Dataset excerpt:
▬▬▬▬▬▬

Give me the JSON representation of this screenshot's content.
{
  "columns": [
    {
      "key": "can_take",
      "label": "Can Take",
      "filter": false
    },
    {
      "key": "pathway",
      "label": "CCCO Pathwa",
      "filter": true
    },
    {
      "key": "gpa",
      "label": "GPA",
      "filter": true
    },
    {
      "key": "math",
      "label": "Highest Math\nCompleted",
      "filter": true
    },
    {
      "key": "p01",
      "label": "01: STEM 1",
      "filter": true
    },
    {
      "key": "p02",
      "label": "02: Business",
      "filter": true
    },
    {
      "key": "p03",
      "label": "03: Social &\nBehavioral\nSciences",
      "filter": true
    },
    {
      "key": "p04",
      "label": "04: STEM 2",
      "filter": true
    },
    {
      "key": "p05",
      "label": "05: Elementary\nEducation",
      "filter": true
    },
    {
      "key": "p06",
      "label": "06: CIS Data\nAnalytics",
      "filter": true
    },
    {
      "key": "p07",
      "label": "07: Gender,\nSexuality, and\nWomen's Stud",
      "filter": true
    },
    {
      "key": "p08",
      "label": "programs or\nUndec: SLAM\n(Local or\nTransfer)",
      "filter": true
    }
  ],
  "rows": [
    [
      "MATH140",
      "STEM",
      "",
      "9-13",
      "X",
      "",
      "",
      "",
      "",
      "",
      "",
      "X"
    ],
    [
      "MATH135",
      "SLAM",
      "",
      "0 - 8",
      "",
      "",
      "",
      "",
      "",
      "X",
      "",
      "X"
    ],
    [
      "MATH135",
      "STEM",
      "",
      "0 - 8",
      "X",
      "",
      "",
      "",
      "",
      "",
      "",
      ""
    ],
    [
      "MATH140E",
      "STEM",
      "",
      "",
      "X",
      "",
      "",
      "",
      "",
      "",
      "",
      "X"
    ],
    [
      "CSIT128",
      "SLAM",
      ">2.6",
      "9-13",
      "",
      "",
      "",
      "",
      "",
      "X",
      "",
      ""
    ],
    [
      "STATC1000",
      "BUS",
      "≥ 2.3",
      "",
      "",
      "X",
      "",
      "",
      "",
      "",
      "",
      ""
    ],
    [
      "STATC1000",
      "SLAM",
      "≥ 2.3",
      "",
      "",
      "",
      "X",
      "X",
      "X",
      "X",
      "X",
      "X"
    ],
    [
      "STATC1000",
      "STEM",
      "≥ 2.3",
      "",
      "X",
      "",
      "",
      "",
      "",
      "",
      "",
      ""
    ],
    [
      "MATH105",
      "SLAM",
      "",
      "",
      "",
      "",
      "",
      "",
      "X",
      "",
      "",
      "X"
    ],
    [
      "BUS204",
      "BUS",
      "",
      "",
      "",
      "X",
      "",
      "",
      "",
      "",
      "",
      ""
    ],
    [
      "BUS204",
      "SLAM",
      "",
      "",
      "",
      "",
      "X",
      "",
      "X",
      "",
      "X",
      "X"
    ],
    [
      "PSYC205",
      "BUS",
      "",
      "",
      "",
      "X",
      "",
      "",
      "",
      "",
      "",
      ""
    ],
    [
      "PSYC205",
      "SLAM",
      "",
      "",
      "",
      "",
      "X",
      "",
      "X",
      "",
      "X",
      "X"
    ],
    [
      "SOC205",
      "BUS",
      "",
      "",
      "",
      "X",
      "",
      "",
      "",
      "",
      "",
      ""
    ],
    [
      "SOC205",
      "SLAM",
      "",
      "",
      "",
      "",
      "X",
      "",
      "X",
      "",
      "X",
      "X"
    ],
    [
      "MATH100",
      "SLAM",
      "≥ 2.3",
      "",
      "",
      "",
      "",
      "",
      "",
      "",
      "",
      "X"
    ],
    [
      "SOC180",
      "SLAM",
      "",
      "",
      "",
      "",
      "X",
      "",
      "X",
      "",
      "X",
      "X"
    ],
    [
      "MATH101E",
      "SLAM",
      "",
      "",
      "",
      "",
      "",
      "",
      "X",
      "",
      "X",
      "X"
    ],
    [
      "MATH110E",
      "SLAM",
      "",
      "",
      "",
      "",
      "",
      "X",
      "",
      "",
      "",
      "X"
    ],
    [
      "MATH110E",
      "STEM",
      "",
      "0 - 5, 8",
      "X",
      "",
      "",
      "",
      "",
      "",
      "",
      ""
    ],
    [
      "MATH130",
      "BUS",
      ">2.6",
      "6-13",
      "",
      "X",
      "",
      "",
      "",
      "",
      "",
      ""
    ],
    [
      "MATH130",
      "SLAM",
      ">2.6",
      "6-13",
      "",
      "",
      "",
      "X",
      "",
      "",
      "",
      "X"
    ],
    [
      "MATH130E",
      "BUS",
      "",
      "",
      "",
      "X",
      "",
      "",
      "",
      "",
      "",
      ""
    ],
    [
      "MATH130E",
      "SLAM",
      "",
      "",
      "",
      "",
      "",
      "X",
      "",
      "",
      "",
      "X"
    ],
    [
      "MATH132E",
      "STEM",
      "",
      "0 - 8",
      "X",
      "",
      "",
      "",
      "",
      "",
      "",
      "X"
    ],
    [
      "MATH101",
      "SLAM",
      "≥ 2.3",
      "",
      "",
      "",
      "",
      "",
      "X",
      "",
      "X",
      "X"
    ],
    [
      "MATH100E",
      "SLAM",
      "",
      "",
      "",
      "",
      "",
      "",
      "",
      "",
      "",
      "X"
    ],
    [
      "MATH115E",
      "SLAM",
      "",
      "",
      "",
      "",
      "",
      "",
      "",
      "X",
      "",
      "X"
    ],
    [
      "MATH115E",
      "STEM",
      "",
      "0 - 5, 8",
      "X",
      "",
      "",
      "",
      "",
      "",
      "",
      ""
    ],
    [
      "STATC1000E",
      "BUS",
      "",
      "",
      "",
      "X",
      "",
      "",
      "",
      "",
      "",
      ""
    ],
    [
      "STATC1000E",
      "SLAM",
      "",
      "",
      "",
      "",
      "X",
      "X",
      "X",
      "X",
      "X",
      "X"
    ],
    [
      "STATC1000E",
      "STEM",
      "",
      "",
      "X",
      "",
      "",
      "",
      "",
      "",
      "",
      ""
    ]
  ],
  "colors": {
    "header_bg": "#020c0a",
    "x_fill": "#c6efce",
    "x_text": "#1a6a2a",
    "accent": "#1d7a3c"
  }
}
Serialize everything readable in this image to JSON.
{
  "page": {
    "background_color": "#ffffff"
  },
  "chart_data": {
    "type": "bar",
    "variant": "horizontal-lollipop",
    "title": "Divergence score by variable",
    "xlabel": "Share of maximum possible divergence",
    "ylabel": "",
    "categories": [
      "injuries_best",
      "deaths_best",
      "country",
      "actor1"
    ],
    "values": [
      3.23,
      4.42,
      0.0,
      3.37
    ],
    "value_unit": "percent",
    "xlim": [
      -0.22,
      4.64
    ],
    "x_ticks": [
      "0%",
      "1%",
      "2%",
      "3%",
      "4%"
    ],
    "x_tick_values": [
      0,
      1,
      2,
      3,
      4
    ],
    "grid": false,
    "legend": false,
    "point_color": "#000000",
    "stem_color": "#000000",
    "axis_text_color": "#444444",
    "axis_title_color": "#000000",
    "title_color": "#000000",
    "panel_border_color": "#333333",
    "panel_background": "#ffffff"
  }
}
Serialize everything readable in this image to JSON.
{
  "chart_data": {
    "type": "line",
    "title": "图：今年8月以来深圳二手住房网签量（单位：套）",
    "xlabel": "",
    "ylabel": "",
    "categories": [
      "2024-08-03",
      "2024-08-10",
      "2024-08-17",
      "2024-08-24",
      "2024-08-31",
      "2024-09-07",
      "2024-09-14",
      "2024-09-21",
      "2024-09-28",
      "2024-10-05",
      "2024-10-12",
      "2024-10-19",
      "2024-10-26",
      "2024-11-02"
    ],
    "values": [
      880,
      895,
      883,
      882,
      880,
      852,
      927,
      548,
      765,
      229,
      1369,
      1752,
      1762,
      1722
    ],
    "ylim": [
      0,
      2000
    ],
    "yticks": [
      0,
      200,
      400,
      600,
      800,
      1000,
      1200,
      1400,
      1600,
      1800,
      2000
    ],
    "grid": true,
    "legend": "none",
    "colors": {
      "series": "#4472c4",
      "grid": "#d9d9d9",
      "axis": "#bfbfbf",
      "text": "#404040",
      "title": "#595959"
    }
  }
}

▬▬▬▬▬▬

What to do – From the listing above, copy every line that includes the word "xlabel".

Finished answer –
    "xlabel": "Share of maximum possible divergence",
    "xlabel": "",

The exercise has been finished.